▸ **Texto proporcionado**
----
Hemos oído muchas veces, y asumido, eso de que el ser humano es, por naturaleza, un
animal social (vale, de acuerdo, unos más animales que otros) y que, en consecuencia,
necesita a los demás para alcanzar el bienestar y realizarse. Por eso llama la atención, y
máxime en situaciones como las de la actual pandemia, rodeada del miedo a lo desconocido
por ese, ya casi familiar en las referencias, coronavirus. la gente que busca la soledad. Bien
sea porque busca vivir sola para autoconocerse o porque existen ciertas circunstancias de
vida que llevan a ello.
Por su alto componente emocional se concluye que la opción voluntaria de la soledad no
parece ser algo amigable, por lo que se ha creado todo un imaginario alrededor de ella que
nos impide apreciarla como lo que es, una herramienta de desarrollo personal con un
inmenso potencial. La realidad es que, como con todo, existen ventajas y desventajas
alrededor del hecho de querer vivir solo. Por ello, analizaremos los aspectos fundamentales
y reflexionaremos en profundidad acerca de si la soledad, cuando es buscada, resulta
realmente placentera y beneficiosa para el ser humano y, a pesar de la estigmatización
social que se ha hecho de la soledad, esta ofrece muchas ventajas: a menudo, existen
muchas obligaciones derivadas de los compromisos que asumimos en la vida. Especialmente
en el ámbito conyugal y familiar. La crianza de los hijos es una de las más demandantes y
agotadoras. Puede que la persona siempre haya vivido sola o sufra la partida de hijos, el
divorcio, viudedad o muerte de parientes, quizá haya cosas que nunca se pudieron realizar
por la dedicación a las obligaciones familiares, y ello incluye vivir en el tipo de espacio
deseado. La soledad, buscada o no, es una oportunidad de oro para realizar todo lo que
hemos dejado pendiente.
La realidad es que, la vida en soledad buscada brinda la responsabilidad absoluta a la
persona de las decisiones que se tomen en toda circunstancia. También en su ejecución,
con la consecuente satisfacción que eso puede brindar, por lo que vivir en soledad brinda
una experiencia de crecimiento personal que, por supuesto, resulta muy enriquecedora y que
potencia relaciones sociales más saludables y provechosas. La soledad buscada, además,
implica que la persona puede tomarse unas vacaciones con respecto a la convivencia con
otras personas. Y es que esas obligaciones sociales a veces no dejan tiempo para las
cuestiones personales. Siempre hemos mantenido que se ha sido dueño del tiempo. Pero
cuando pasamos un tiempo en soledad, la nueva disponibilidad de tiempo permitirá hacer
cosas que antes no fue posible, e incluso más.
----
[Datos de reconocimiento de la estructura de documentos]
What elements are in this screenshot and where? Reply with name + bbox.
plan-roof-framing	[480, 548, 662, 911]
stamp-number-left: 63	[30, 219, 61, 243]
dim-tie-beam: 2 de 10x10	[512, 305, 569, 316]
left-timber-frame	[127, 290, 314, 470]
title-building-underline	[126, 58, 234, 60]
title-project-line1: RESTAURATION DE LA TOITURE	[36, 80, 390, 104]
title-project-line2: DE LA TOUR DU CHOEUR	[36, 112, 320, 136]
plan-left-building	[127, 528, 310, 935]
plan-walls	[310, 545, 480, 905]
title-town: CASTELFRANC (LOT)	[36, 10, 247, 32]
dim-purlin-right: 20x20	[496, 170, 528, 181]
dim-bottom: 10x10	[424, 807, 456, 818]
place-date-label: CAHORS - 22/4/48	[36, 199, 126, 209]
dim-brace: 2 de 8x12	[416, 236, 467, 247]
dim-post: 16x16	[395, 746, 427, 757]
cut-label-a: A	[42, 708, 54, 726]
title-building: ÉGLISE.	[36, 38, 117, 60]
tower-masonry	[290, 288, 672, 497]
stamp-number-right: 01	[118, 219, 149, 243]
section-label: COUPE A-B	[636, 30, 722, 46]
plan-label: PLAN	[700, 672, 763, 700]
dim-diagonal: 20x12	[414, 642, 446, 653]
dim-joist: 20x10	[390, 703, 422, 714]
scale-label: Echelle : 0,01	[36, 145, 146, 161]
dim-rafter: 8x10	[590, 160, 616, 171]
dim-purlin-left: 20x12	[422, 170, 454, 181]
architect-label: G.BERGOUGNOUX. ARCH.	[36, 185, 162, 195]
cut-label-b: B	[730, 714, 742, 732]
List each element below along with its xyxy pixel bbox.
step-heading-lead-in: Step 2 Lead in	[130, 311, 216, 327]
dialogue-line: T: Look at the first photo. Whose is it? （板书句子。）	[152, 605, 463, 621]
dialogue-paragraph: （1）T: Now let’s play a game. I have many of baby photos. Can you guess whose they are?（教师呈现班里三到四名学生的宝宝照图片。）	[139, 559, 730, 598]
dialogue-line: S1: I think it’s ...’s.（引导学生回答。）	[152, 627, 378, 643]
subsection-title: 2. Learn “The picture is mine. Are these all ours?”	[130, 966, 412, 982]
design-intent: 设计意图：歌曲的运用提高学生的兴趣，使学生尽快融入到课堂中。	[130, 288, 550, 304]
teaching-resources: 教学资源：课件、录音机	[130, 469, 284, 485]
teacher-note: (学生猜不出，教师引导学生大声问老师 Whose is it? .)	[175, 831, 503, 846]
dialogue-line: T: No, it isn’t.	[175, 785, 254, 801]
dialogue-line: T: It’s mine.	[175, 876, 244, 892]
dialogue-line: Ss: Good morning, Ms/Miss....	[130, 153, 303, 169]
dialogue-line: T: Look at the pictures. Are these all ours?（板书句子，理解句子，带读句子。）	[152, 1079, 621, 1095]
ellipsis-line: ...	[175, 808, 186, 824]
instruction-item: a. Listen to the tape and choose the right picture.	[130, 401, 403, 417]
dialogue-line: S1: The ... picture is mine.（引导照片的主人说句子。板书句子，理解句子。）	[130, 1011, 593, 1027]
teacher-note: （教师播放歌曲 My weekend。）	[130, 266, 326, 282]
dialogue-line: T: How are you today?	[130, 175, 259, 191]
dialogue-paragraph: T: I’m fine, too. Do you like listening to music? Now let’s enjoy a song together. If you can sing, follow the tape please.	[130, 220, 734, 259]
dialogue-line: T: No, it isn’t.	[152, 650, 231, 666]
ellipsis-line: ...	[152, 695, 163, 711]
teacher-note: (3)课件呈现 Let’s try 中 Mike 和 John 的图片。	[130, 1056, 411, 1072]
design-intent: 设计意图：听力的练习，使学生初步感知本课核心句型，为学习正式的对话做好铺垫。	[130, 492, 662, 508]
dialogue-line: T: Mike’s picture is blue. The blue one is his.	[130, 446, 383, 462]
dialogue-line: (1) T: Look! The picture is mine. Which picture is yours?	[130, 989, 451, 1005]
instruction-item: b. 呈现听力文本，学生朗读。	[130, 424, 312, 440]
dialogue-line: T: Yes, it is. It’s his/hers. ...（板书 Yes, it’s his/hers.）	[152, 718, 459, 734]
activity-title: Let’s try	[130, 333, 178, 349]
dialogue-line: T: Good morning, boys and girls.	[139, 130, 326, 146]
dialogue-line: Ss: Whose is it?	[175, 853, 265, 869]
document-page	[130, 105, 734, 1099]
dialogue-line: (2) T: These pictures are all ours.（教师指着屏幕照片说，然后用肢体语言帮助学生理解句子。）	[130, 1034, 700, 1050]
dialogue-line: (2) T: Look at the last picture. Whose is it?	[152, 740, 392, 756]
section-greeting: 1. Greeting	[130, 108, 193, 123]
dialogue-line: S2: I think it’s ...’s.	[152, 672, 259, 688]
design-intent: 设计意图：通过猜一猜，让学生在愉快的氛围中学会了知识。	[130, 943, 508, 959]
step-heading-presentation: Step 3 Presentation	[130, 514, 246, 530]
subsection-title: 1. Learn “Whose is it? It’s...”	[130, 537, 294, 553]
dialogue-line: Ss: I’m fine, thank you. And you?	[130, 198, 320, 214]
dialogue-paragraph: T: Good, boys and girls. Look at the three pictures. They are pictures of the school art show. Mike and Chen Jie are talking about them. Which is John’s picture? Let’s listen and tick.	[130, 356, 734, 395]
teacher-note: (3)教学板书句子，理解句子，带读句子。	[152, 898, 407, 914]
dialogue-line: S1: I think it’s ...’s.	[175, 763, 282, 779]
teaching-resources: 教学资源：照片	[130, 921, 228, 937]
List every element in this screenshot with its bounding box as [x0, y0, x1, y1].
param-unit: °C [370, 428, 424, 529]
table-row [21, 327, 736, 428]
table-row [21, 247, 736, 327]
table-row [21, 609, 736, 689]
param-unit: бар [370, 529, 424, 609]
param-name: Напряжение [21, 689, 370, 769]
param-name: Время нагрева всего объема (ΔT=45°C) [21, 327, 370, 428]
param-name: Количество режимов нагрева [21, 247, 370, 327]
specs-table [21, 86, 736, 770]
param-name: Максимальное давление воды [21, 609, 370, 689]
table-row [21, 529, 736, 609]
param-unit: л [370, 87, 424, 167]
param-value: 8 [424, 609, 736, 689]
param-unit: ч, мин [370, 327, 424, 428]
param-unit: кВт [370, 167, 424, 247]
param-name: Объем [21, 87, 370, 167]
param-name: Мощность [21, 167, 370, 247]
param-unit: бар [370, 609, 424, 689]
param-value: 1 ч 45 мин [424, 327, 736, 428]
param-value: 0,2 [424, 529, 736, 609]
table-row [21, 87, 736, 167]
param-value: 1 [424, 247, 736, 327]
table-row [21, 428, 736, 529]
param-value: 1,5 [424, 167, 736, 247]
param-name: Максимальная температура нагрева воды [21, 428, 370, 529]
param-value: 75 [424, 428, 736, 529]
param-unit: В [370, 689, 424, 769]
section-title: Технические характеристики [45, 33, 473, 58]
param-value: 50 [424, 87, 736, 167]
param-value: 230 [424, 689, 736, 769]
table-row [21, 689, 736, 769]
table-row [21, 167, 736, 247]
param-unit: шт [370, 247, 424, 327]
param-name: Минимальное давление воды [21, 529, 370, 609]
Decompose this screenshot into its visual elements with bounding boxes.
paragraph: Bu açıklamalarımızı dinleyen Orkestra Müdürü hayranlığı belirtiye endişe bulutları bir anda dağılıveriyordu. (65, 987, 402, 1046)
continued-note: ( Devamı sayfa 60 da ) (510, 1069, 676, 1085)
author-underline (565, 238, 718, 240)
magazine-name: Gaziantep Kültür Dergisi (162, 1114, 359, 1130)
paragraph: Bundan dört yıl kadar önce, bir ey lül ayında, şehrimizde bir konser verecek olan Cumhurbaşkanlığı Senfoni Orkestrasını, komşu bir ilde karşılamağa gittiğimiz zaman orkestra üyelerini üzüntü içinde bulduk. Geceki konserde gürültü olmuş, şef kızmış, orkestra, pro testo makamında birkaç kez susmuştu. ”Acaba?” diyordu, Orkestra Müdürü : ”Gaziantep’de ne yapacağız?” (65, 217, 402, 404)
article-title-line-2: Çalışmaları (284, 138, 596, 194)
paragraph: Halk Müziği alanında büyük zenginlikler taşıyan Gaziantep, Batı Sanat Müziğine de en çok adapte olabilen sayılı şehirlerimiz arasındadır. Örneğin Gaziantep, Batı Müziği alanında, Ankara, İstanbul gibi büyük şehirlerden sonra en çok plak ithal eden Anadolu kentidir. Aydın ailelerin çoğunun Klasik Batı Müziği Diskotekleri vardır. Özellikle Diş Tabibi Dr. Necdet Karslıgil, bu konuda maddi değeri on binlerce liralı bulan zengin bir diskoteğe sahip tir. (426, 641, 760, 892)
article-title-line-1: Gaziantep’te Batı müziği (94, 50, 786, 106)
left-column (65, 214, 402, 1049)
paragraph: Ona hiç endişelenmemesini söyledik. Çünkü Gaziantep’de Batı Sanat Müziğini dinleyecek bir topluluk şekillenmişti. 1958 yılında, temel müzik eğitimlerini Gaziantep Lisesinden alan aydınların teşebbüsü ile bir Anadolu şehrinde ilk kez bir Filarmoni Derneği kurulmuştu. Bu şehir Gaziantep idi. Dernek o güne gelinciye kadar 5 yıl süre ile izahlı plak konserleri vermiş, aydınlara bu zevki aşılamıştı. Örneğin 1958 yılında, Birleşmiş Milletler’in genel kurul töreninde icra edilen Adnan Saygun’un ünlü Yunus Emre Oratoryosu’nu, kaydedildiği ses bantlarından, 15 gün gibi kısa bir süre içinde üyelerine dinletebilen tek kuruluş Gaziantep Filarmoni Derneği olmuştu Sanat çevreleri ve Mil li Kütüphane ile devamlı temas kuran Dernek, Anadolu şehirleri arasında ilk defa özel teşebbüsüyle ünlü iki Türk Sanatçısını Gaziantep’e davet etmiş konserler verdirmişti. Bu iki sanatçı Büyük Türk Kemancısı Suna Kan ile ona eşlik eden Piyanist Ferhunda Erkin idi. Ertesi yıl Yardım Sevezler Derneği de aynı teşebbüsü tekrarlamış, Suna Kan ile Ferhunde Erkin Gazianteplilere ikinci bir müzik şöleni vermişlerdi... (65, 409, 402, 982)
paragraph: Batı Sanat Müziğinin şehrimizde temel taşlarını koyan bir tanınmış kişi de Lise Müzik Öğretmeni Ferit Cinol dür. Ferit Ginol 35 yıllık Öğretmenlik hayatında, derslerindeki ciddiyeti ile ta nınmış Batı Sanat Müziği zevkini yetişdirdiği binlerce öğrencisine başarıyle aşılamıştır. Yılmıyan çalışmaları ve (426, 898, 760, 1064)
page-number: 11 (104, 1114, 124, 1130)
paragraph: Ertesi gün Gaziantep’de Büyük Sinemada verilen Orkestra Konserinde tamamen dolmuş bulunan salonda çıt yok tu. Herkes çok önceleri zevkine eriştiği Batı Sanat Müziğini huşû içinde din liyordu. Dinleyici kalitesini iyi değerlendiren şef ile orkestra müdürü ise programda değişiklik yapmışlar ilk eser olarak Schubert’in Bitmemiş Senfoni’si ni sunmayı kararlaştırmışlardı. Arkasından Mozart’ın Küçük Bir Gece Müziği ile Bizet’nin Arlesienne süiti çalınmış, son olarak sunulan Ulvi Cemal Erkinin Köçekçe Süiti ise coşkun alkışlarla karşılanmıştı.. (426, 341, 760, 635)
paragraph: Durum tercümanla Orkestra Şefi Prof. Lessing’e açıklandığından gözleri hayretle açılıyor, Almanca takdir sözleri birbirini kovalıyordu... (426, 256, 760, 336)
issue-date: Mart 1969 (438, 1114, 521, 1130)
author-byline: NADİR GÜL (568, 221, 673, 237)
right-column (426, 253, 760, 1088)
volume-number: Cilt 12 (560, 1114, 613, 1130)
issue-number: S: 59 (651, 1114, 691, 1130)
----
▸ **Aplica lo leído**
1. Según el texto sobre la soledad, ¿qué obligación familiar se menciona como una de las más demandantes y agotadoras?
2. Transcribe del texto sobre la soledad el fragmento que empieza en "Hemos oído muchas" y termina en "llevan a ello.".
3. Prosigue el texto sobre la soledad buscada a partir del punto en que se detiene.
Las líneas no hacen falta para resolver el ejercicio.

▸ **Respuestas del ejercicio**
1. La crianza de los hijos.

2.
Hemos oído muchas veces, y asumido, eso de que el ser humano es, por naturaleza, un
animal social (vale, de acuerdo, unos más animales que otros) y que, en consecuencia,
necesita a los demás para alcanzar el bienestar y realizarse. Por eso llama la atención, y
máxime en situaciones como las de la actual pandemia, rodeada del miedo a lo desconocido
por ese, ya casi familiar en las referencias, coronavirus. la gente que busca la soledad. Bien
sea porque busca vivir sola para autoconocerse o porque existen ciertas circunstancias de
vida que llevan a ello.

3.
Por otra parte, No hay mejor manera de conocerse a sí mismo que pasar un tiempo a solas
consigo, a solas con el propio yo, no hay excusas para esa inagotable tarea de conocerse y
encontrarse. Es la ocasión para fortalecer el carácter y la identidad o para hacer correcciones
y mejoras e, independientemente de cuál sea la fe propia, cuando se está en una búsqueda
espiritual, la soledad suele ser muy buena aliada. Al vivir en soledad, la persona se puede
enfocar con exclusividad y tranquilidad en ello y, paradójicamente, cuando se vive en soledad,
se valoran y aprovechan más las relaciones sociales. Los momentos compartidos con amigos
y familiares tendrán más calidad que frecuencia.
La relajación que se siente al estar sin compañía ni presiones proviene de la paz que otorga
el silencio. En esta etapa efectivamente se recupera el valor del silencio. Sin embargo hay
personas que llenan ese silencio con los sonidos de su gusto, que le dan sensación de
bienestar. Sin duda vivir en convivencia otorga placer. Pero vivir en soledad ofrece la
posibilidad de dedicarse con más pasión a las actividades que nos placen.
No hace falta sino repasar algunas huellas de la soledad en la literatura para advertir el
sesgo cultural, no emocional voluntario de tal sentimiento. Por ejemplo, en los Cien años de
soledad, del Nobel colombiano Gabriel García Márquez, todos sus personajes parecen que
están predestinados a padecer de la soledad, como una característica innata de la familia
Buendía. El pueblo mismo, el mítico Macondo, vive aislado de la modernidad, siempre a la
espera de la llegada de los gitanos para traer los nuevos inventos; y el olvido, frecuente en
los acontecimientos. En Solitud, de la catalana Caterina Albert (que tuvo que publicar su obra
con el nombre masculino de Víctor Català), la obra trata el literario vital e interior de Mila, la
protagonista, hasta que se llega a conocer a ella misma en una historia de autoconstrucción
y descubrimiento de la propia personalidad, al final de la novela, que le supondrá asumir la
propia soledad para poder iniciar otra vida o poderla cambiar profundamente. Pero es Miguel
de Unamuno, en su ensayo Soledad, de 1905, quien aporta algunas claves racionales para
entender el fenómeno: “Mi amor a la muchedumbre es lo que me lleva a huir de ella. Al huirla,
la voy buscando. No me llames misántropo. Los misántropos buscan la sociedad y el trato de
las gentes; las necesitan para nutrir su odio o su desdén hacia ellas. El amor puede vivir de
recuerdos y de esperanzas; el odio necesita realidades presentes.
Déjame, pues, que huya de la sociedad y me refugie en el sosiego del campo, buscando en
medio de él y dentro de mi alma la compañía de las gentes. Los hombres sólo se sienten de
veras hermanos cuando se oyen unos a otros en el silencio de las cosas a través de la
soledad. El ¡ay! apagado de tu pobre prójimo que te llega a través del muro que os separa, te
penetra mucho más adentro de tu corazón que te penetrarían sus quejas todas si te las
contara estando tú viéndole. (...)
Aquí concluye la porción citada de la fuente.